Report back each line of the records that contains the string "Split".

Records from a data collection

====================

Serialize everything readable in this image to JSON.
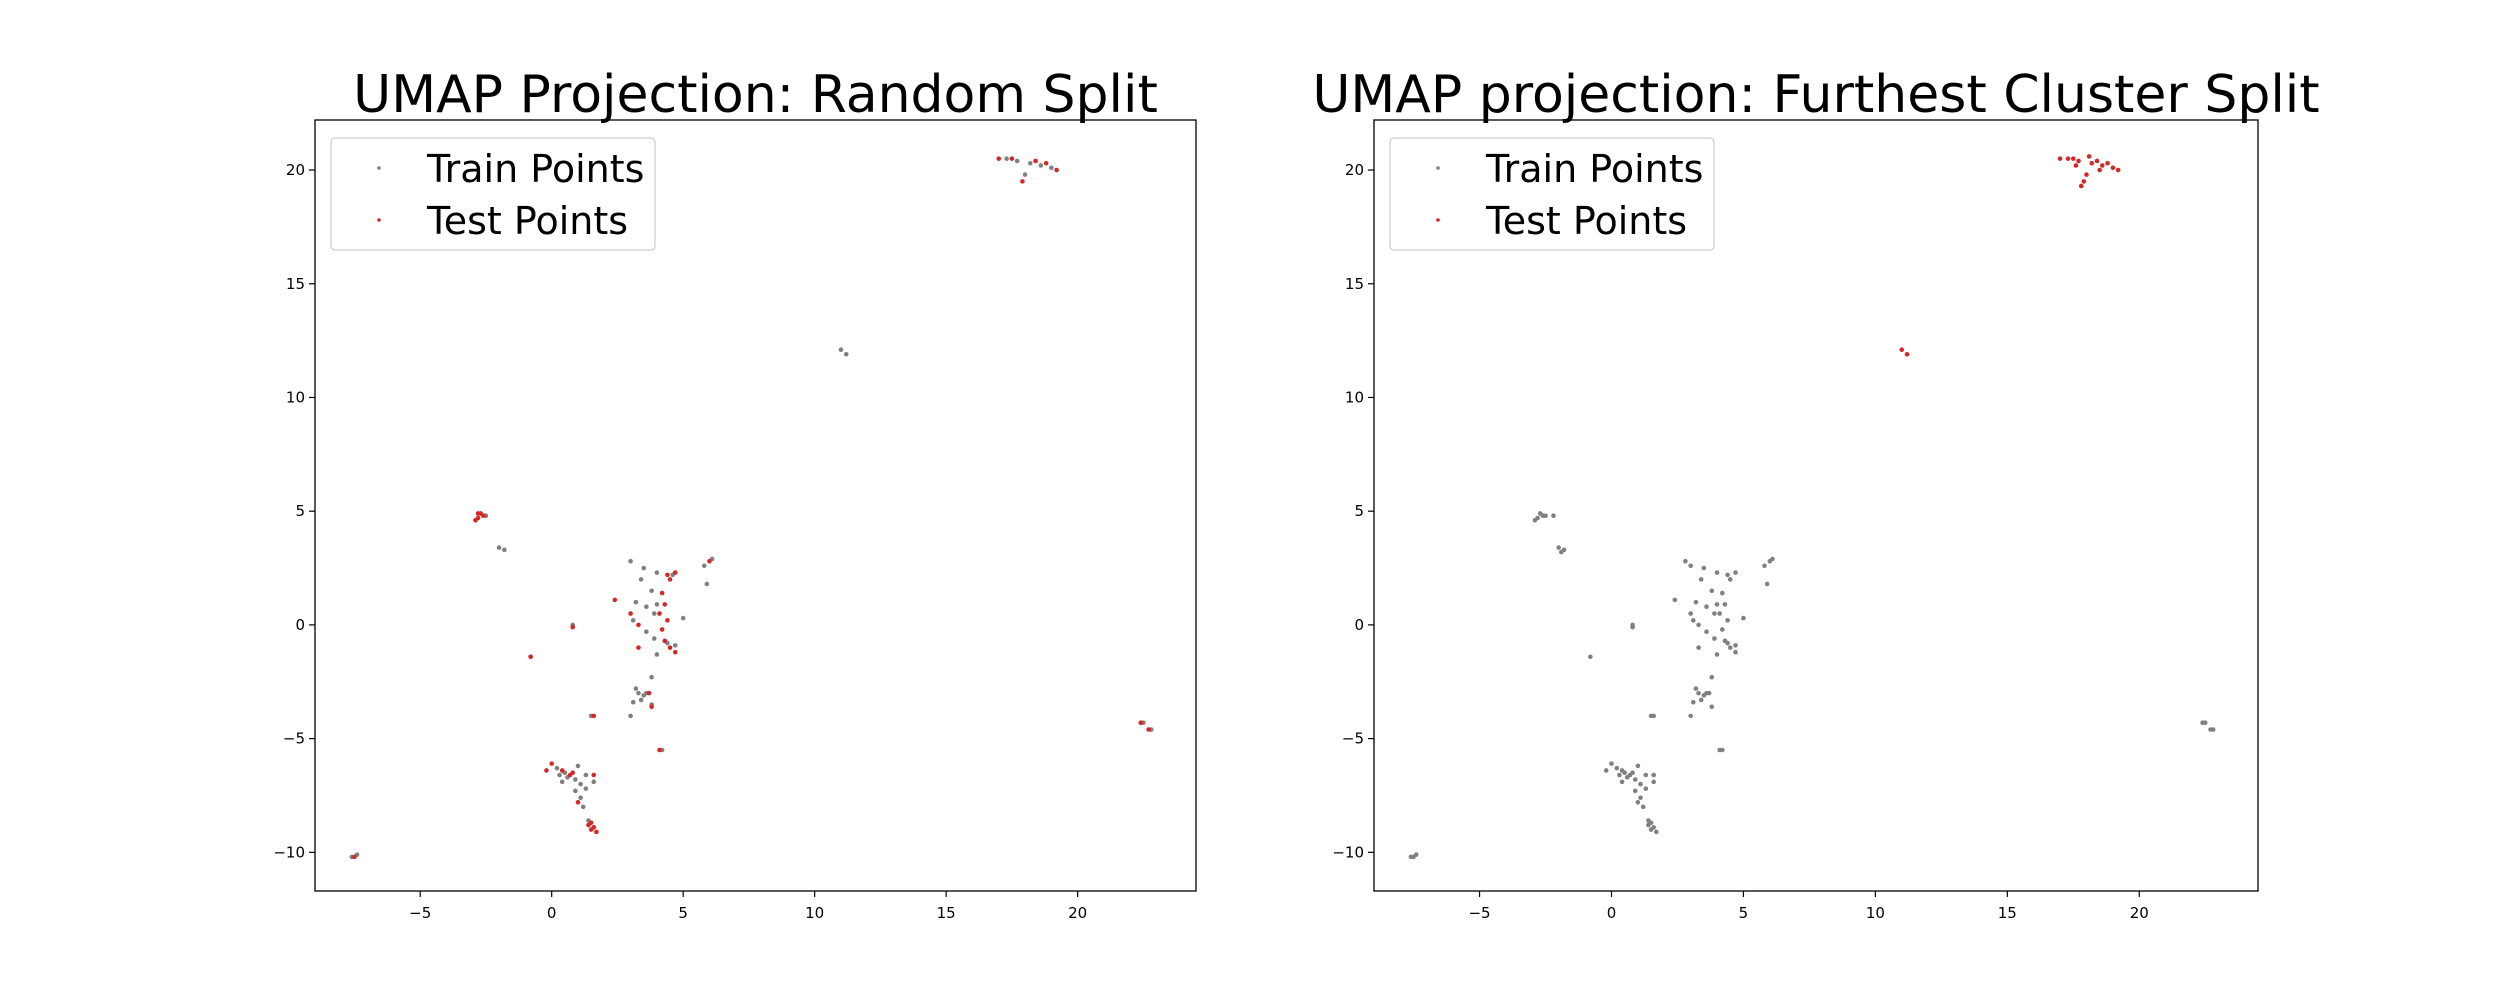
{
  "chart_data": [
    {
      "type": "scatter",
      "title": "UMAP Projection: Random Split",
      "xlabel": "",
      "ylabel": "",
      "xlim": [
        -9,
        24.5
      ],
      "ylim": [
        -11.7,
        22.2
      ],
      "xticks": [
        -5,
        0,
        5,
        10,
        15,
        20
      ],
      "yticks": [
        -10,
        -5,
        0,
        5,
        10,
        15,
        20
      ],
      "grid": false,
      "legend_position": "top-left",
      "series": [
        {
          "name": "Train Points",
          "color": "#808080",
          "points": [
            [
              17.3,
              20.5
            ],
            [
              17.7,
              20.4
            ],
            [
              18.2,
              20.3
            ],
            [
              18.6,
              20.2
            ],
            [
              19.0,
              20.1
            ],
            [
              18.0,
              19.8
            ],
            [
              11.0,
              12.1
            ],
            [
              11.2,
              11.9
            ],
            [
              -2.0,
              3.4
            ],
            [
              -1.8,
              3.3
            ],
            [
              -2.5,
              4.8
            ],
            [
              3.0,
              2.8
            ],
            [
              3.5,
              2.5
            ],
            [
              4.0,
              2.3
            ],
            [
              3.4,
              2.0
            ],
            [
              4.6,
              2.2
            ],
            [
              3.8,
              1.5
            ],
            [
              3.2,
              1.0
            ],
            [
              3.6,
              0.8
            ],
            [
              4.0,
              0.9
            ],
            [
              3.9,
              0.5
            ],
            [
              3.1,
              0.2
            ],
            [
              5.0,
              0.3
            ],
            [
              3.6,
              -0.3
            ],
            [
              3.9,
              -0.6
            ],
            [
              4.4,
              -0.8
            ],
            [
              4.7,
              -0.9
            ],
            [
              4.0,
              -1.3
            ],
            [
              3.8,
              -2.3
            ],
            [
              3.2,
              -2.8
            ],
            [
              3.3,
              -3.0
            ],
            [
              3.5,
              -3.1
            ],
            [
              3.6,
              -3.0
            ],
            [
              3.4,
              -3.3
            ],
            [
              3.1,
              -3.4
            ],
            [
              3.0,
              -4.0
            ],
            [
              3.8,
              -3.5
            ],
            [
              4.2,
              -5.5
            ],
            [
              5.8,
              2.6
            ],
            [
              6.1,
              2.9
            ],
            [
              5.9,
              1.8
            ],
            [
              0.8,
              0.0
            ],
            [
              1.5,
              -4.0
            ],
            [
              0.2,
              -6.3
            ],
            [
              0.3,
              -6.6
            ],
            [
              0.5,
              -6.5
            ],
            [
              0.6,
              -6.7
            ],
            [
              0.9,
              -6.8
            ],
            [
              1.1,
              -7.0
            ],
            [
              1.3,
              -6.6
            ],
            [
              0.4,
              -6.9
            ],
            [
              0.9,
              -7.3
            ],
            [
              1.1,
              -7.6
            ],
            [
              1.2,
              -8.0
            ],
            [
              1.4,
              -8.6
            ],
            [
              1.3,
              -7.2
            ],
            [
              1.6,
              -6.9
            ],
            [
              1.0,
              -6.2
            ],
            [
              22.5,
              -4.3
            ],
            [
              22.8,
              -4.6
            ],
            [
              -7.4,
              -10.1
            ],
            [
              -7.6,
              -10.2
            ],
            [
              -0.8,
              -1.4
            ]
          ]
        },
        {
          "name": "Test Points",
          "color": "#d62728",
          "points": [
            [
              17.0,
              20.5
            ],
            [
              17.5,
              20.5
            ],
            [
              18.4,
              20.4
            ],
            [
              18.8,
              20.3
            ],
            [
              17.9,
              19.5
            ],
            [
              19.2,
              20.0
            ],
            [
              -2.8,
              4.7
            ],
            [
              -2.7,
              4.9
            ],
            [
              -2.9,
              4.6
            ],
            [
              -2.6,
              4.8
            ],
            [
              -2.8,
              4.9
            ],
            [
              4.4,
              2.2
            ],
            [
              4.7,
              2.3
            ],
            [
              4.5,
              2.0
            ],
            [
              6.0,
              2.8
            ],
            [
              2.4,
              1.1
            ],
            [
              4.2,
              1.4
            ],
            [
              4.3,
              0.9
            ],
            [
              4.1,
              0.5
            ],
            [
              4.4,
              0.2
            ],
            [
              3.0,
              0.5
            ],
            [
              3.3,
              0.0
            ],
            [
              4.2,
              -0.2
            ],
            [
              4.3,
              -0.7
            ],
            [
              4.5,
              -1.0
            ],
            [
              4.7,
              -1.2
            ],
            [
              3.3,
              -1.0
            ],
            [
              3.7,
              -3.0
            ],
            [
              3.8,
              -3.6
            ],
            [
              4.1,
              -5.5
            ],
            [
              0.8,
              -0.1
            ],
            [
              -0.8,
              -1.4
            ],
            [
              1.6,
              -4.0
            ],
            [
              -0.2,
              -6.4
            ],
            [
              0.0,
              -6.1
            ],
            [
              0.4,
              -6.4
            ],
            [
              0.7,
              -6.6
            ],
            [
              0.8,
              -6.5
            ],
            [
              1.4,
              -8.8
            ],
            [
              1.5,
              -9.0
            ],
            [
              1.6,
              -8.9
            ],
            [
              1.7,
              -9.1
            ],
            [
              1.5,
              -8.7
            ],
            [
              1.6,
              -6.6
            ],
            [
              1.0,
              -7.8
            ],
            [
              22.4,
              -4.3
            ],
            [
              22.7,
              -4.6
            ],
            [
              -7.5,
              -10.2
            ]
          ]
        }
      ]
    },
    {
      "type": "scatter",
      "title": "UMAP projection: Furthest Cluster Split",
      "xlabel": "",
      "ylabel": "",
      "xlim": [
        -9,
        24.5
      ],
      "ylim": [
        -11.7,
        22.2
      ],
      "xticks": [
        -5,
        0,
        5,
        10,
        15,
        20
      ],
      "yticks": [
        -10,
        -5,
        0,
        5,
        10,
        15,
        20
      ],
      "grid": false,
      "legend_position": "top-left",
      "series": [
        {
          "name": "Train Points",
          "color": "#808080",
          "points": [
            [
              -2.8,
              4.7
            ],
            [
              -2.7,
              4.9
            ],
            [
              -2.9,
              4.6
            ],
            [
              -2.6,
              4.8
            ],
            [
              -2.5,
              4.8
            ],
            [
              -2.2,
              4.8
            ],
            [
              -2.0,
              3.4
            ],
            [
              -1.8,
              3.3
            ],
            [
              -1.9,
              3.2
            ],
            [
              2.8,
              2.8
            ],
            [
              3.0,
              2.6
            ],
            [
              3.5,
              2.5
            ],
            [
              4.0,
              2.3
            ],
            [
              3.4,
              2.0
            ],
            [
              4.4,
              2.2
            ],
            [
              4.7,
              2.3
            ],
            [
              4.5,
              2.0
            ],
            [
              3.8,
              1.5
            ],
            [
              4.2,
              1.4
            ],
            [
              2.4,
              1.1
            ],
            [
              3.2,
              1.0
            ],
            [
              3.6,
              0.8
            ],
            [
              4.0,
              0.9
            ],
            [
              4.3,
              0.9
            ],
            [
              3.9,
              0.5
            ],
            [
              4.1,
              0.5
            ],
            [
              3.0,
              0.5
            ],
            [
              3.1,
              0.2
            ],
            [
              4.4,
              0.2
            ],
            [
              5.0,
              0.3
            ],
            [
              3.3,
              0.0
            ],
            [
              4.2,
              -0.2
            ],
            [
              3.6,
              -0.3
            ],
            [
              3.9,
              -0.6
            ],
            [
              4.3,
              -0.7
            ],
            [
              4.4,
              -0.8
            ],
            [
              4.7,
              -0.9
            ],
            [
              4.5,
              -1.0
            ],
            [
              4.7,
              -1.2
            ],
            [
              4.0,
              -1.3
            ],
            [
              3.3,
              -1.0
            ],
            [
              3.8,
              -2.3
            ],
            [
              3.2,
              -2.8
            ],
            [
              3.3,
              -3.0
            ],
            [
              3.5,
              -3.1
            ],
            [
              3.6,
              -3.0
            ],
            [
              3.4,
              -3.3
            ],
            [
              3.1,
              -3.4
            ],
            [
              3.7,
              -3.0
            ],
            [
              3.8,
              -3.6
            ],
            [
              3.0,
              -4.0
            ],
            [
              4.2,
              -5.5
            ],
            [
              4.1,
              -5.5
            ],
            [
              5.8,
              2.6
            ],
            [
              6.0,
              2.8
            ],
            [
              6.1,
              2.9
            ],
            [
              5.9,
              1.8
            ],
            [
              0.8,
              0.0
            ],
            [
              0.8,
              -0.1
            ],
            [
              -0.8,
              -1.4
            ],
            [
              1.5,
              -4.0
            ],
            [
              1.6,
              -4.0
            ],
            [
              -0.2,
              -6.4
            ],
            [
              0.0,
              -6.1
            ],
            [
              0.2,
              -6.3
            ],
            [
              0.3,
              -6.6
            ],
            [
              0.4,
              -6.4
            ],
            [
              0.5,
              -6.5
            ],
            [
              0.6,
              -6.7
            ],
            [
              0.7,
              -6.6
            ],
            [
              0.8,
              -6.5
            ],
            [
              0.9,
              -6.8
            ],
            [
              1.1,
              -7.0
            ],
            [
              1.3,
              -6.6
            ],
            [
              0.4,
              -6.9
            ],
            [
              0.9,
              -7.3
            ],
            [
              1.0,
              -7.8
            ],
            [
              1.1,
              -7.6
            ],
            [
              1.2,
              -8.0
            ],
            [
              1.4,
              -8.6
            ],
            [
              1.3,
              -7.2
            ],
            [
              1.6,
              -6.9
            ],
            [
              1.6,
              -6.6
            ],
            [
              1.0,
              -6.2
            ],
            [
              1.4,
              -8.8
            ],
            [
              1.5,
              -9.0
            ],
            [
              1.6,
              -8.9
            ],
            [
              1.7,
              -9.1
            ],
            [
              1.5,
              -8.7
            ],
            [
              22.4,
              -4.3
            ],
            [
              22.5,
              -4.3
            ],
            [
              22.7,
              -4.6
            ],
            [
              22.8,
              -4.6
            ],
            [
              -7.4,
              -10.1
            ],
            [
              -7.5,
              -10.2
            ],
            [
              -7.6,
              -10.2
            ]
          ]
        },
        {
          "name": "Test Points",
          "color": "#d62728",
          "points": [
            [
              17.0,
              20.5
            ],
            [
              17.3,
              20.5
            ],
            [
              17.5,
              20.5
            ],
            [
              17.7,
              20.4
            ],
            [
              18.2,
              20.3
            ],
            [
              18.4,
              20.4
            ],
            [
              18.6,
              20.2
            ],
            [
              18.8,
              20.3
            ],
            [
              19.0,
              20.1
            ],
            [
              19.2,
              20.0
            ],
            [
              18.0,
              19.8
            ],
            [
              17.9,
              19.5
            ],
            [
              17.8,
              19.3
            ],
            [
              18.1,
              20.6
            ],
            [
              17.6,
              20.2
            ],
            [
              18.5,
              20.0
            ],
            [
              11.0,
              12.1
            ],
            [
              11.2,
              11.9
            ]
          ]
        }
      ]
    }
  ]
}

====================

EXPECTED OUTPUT
      "title": "UMAP Projection: Random Split",
      "title": "UMAP projection: Furthest Cluster Split",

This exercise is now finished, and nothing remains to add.